**Aim of the task**
Reproduce the entire listing word for word.

** BEGIN Provided information **

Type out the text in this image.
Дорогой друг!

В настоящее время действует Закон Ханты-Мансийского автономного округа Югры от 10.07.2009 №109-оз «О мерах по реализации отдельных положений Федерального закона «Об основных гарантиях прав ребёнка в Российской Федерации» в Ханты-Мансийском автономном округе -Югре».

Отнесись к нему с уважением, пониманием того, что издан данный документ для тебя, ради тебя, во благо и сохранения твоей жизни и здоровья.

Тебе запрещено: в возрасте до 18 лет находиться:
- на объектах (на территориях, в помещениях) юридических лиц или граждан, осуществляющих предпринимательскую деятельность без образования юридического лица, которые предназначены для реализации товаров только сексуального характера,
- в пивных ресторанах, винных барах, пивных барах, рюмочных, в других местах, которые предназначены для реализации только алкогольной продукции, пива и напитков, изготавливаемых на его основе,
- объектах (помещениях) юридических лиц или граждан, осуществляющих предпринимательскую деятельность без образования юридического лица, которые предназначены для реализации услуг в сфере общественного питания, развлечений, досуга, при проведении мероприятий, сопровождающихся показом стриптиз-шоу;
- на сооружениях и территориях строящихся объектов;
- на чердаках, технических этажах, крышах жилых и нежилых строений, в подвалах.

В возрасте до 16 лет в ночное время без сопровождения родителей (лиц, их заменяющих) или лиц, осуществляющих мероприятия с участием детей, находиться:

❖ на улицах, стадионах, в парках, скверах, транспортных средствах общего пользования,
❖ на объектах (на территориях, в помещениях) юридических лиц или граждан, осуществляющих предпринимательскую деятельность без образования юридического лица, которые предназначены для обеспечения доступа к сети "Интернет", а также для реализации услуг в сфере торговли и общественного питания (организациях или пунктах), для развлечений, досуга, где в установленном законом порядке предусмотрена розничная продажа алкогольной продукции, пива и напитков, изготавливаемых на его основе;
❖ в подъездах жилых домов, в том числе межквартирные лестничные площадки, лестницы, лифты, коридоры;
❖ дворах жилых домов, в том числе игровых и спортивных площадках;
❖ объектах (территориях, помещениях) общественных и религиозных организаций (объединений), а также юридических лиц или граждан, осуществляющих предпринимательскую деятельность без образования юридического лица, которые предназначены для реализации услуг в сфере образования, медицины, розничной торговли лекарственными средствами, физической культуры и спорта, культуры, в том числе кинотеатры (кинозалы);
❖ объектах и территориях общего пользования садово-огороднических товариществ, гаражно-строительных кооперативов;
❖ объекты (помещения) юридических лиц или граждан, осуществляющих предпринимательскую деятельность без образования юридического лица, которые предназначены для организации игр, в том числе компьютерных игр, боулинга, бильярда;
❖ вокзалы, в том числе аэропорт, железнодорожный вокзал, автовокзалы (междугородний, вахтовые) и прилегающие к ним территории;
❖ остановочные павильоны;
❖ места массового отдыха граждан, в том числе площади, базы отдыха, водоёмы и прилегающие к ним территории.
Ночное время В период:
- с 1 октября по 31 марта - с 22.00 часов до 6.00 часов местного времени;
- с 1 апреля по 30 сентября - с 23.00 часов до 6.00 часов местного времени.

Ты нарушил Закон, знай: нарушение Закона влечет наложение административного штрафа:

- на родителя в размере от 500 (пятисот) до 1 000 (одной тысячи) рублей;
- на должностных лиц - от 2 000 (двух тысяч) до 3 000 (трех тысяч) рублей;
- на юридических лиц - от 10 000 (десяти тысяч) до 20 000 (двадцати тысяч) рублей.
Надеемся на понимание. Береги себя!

** END Provided information **

**Exercise result**
Type out the text in this image.
Дорогой друг!

В настоящее время действует Закон Ханты-Мансийского автономного округа Югры от 10.07.2009 №109-оз «О мерах по реализации отдельных положений Федерального закона «Об основных гарантиях прав ребёнка в Российской Федерации» в Ханты-Мансийском автономном округе -Югре».

Отнесись к нему с уважением, пониманием того, что издан данный документ для тебя, ради тебя, во благо и сохранения твоей жизни и здоровья.

Тебе запрещено: в возрасте до 18 лет находиться:
- на объектах (на территориях, в помещениях) юридических лиц или граждан, осуществляющих предпринимательскую деятельность без образования юридического лица, которые предназначены для реализации товаров только сексуального характера,
- в пивных ресторанах, винных барах, пивных барах, рюмочных, в других местах, которые предназначены для реализации только алкогольной продукции, пива и напитков, изготавливаемых на его основе,
- объектах (помещениях) юридических лиц или граждан, осуществляющих предпринимательскую деятельность без образования юридического лица, которые предназначены для реализации услуг в сфере общественного питания, развлечений, досуга, при проведении мероприятий, сопровождающихся показом стриптиз-шоу;
- на сооружениях и территориях строящихся объектов;
- на чердаках, технических этажах, крышах жилых и нежилых строений, в подвалах.

В возрасте до 16 лет в ночное время без сопровождения родителей (лиц, их заменяющих) или лиц, осуществляющих мероприятия с участием детей, находиться:

❖ на улицах, стадионах, в парках, скверах, транспортных средствах общего пользования,
❖ на объектах (на территориях, в помещениях) юридических лиц или граждан, осуществляющих предпринимательскую деятельность без образования юридического лица, которые предназначены для обеспечения доступа к сети "Интернет", а также для реализации услуг в сфере торговли и общественного питания (организациях или пунктах), для развлечений, досуга, где в установленном законом порядке предусмотрена розничная продажа алкогольной продукции, пива и напитков, изготавливаемых на его основе;
❖ в подъездах жилых домов, в том числе межквартирные лестничные площадки, лестницы, лифты, коридоры;
❖ дворах жилых домов, в том числе игровых и спортивных площадках;
❖ объектах (территориях, помещениях) общественных и религиозных организаций (объединений), а также юридических лиц или граждан, осуществляющих предпринимательскую деятельность без образования юридического лица, которые предназначены для реализации услуг в сфере образования, медицины, розничной торговли лекарственными средствами, физической культуры и спорта, культуры, в том числе кинотеатры (кинозалы);
❖ объектах и территориях общего пользования садово-огороднических товариществ, гаражно-строительных кооперативов;
❖ объекты (помещения) юридических лиц или граждан, осуществляющих предпринимательскую деятельность без образования юридического лица, которые предназначены для организации игр, в том числе компьютерных игр, боулинга, бильярда;
❖ вокзалы, в том числе аэропорт, железнодорожный вокзал, автовокзалы (междугородний, вахтовые) и прилегающие к ним территории;
❖ остановочные павильоны;
❖ места массового отдыха граждан, в том числе площади, базы отдыха, водоёмы и прилегающие к ним территории.
Ночное время В период:
- с 1 октября по 31 марта - с 22.00 часов до 6.00 часов местного времени;
- с 1 апреля по 30 сентября - с 23.00 часов до 6.00 часов местного времени.

Ты нарушил Закон, знай: нарушение Закона влечет наложение административного штрафа:

- на родителя в размере от 500 (пятисот) до 1 000 (одной тысячи) рублей;
- на должностных лиц - от 2 000 (двух тысяч) до 3 000 (трех тысяч) рублей;
- на юридических лиц - от 10 000 (десяти тысяч) до 20 000 (двадцати тысяч) рублей.
Надеемся на понимание. Береги себя!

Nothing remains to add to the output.